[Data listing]
• • •

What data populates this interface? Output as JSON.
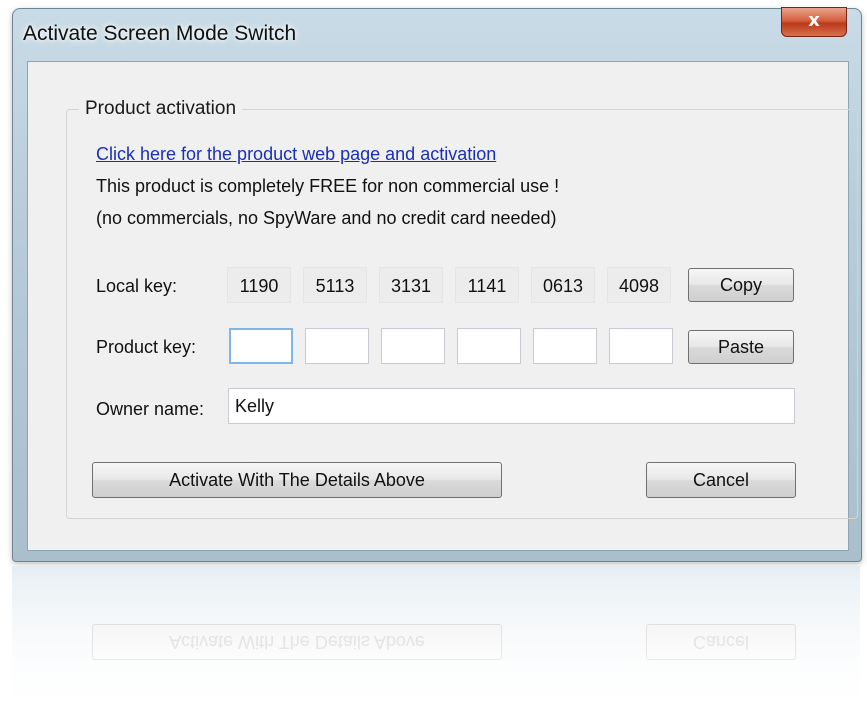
{
  "window": {
    "title": "Activate Screen Mode Switch",
    "close_label": "x"
  },
  "group": {
    "legend": "Product activation",
    "link_text": "Click here for the product web page and activation",
    "info_line1": "This product is completely FREE for non commercial use !",
    "info_line2": "(no commercials, no SpyWare and no credit card needed)"
  },
  "local_key": {
    "label": "Local key:",
    "parts": [
      "1190",
      "5113",
      "3131",
      "1141",
      "0613",
      "4098"
    ],
    "copy_label": "Copy"
  },
  "product_key": {
    "label": "Product key:",
    "parts": [
      "",
      "",
      "",
      "",
      "",
      ""
    ],
    "paste_label": "Paste"
  },
  "owner": {
    "label": "Owner name:",
    "value": "Kelly"
  },
  "buttons": {
    "activate_label": "Activate With The Details Above",
    "cancel_label": "Cancel"
  },
  "colors": {
    "link": "#1a2fb8",
    "close_button": "#c9462a",
    "focus_border": "#7fb6e8"
  }
}
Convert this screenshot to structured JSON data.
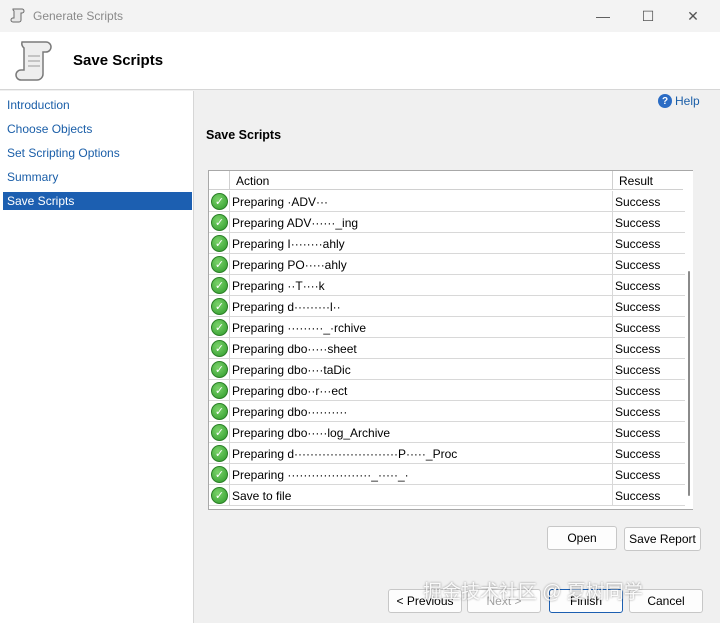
{
  "window": {
    "title": "Generate Scripts",
    "minimize_glyph": "—",
    "maximize_glyph": "☐",
    "close_glyph": "✕"
  },
  "header": {
    "title": "Save Scripts"
  },
  "sidebar": {
    "items": [
      {
        "label": "Introduction",
        "active": false
      },
      {
        "label": "Choose Objects",
        "active": false
      },
      {
        "label": "Set Scripting Options",
        "active": false
      },
      {
        "label": "Summary",
        "active": false
      },
      {
        "label": "Save Scripts",
        "active": true
      }
    ]
  },
  "main": {
    "help_label": "Help",
    "section_title": "Save Scripts",
    "columns": {
      "action": "Action",
      "result": "Result"
    },
    "rows": [
      {
        "action": "Preparing ·ADV···",
        "result": "Success"
      },
      {
        "action": "Preparing ADV······_ing",
        "result": "Success"
      },
      {
        "action": "Preparing I········ahly",
        "result": "Success"
      },
      {
        "action": "Preparing PO·····ahly",
        "result": "Success"
      },
      {
        "action": "Preparing ··T····k",
        "result": "Success"
      },
      {
        "action": "Preparing d·········l··",
        "result": "Success"
      },
      {
        "action": "Preparing ·········_·rchive",
        "result": "Success"
      },
      {
        "action": "Preparing dbo·····sheet",
        "result": "Success"
      },
      {
        "action": "Preparing dbo····taDic",
        "result": "Success"
      },
      {
        "action": "Preparing dbo··r···ect",
        "result": "Success"
      },
      {
        "action": "Preparing dbo··········",
        "result": "Success"
      },
      {
        "action": "Preparing dbo·····log_Archive",
        "result": "Success"
      },
      {
        "action": "Preparing d··························P·····_Proc",
        "result": "Success"
      },
      {
        "action": "Preparing ·····················_·····_·",
        "result": "Success"
      },
      {
        "action": "Save to file",
        "result": "Success"
      }
    ]
  },
  "buttons": {
    "open": "Open",
    "save_report": "Save Report",
    "previous": "< Previous",
    "next": "Next >",
    "finish": "Finish",
    "cancel": "Cancel"
  },
  "watermark": "掘金技术社区 @ 夏树同学",
  "colors": {
    "accent": "#1c5fb1",
    "link": "#1a5ea8",
    "success_icon": "#2e9a2a"
  }
}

• • •

Determine how many lines in the listing above hold the word "activation", answering with the number only.

#### ANSWER:
2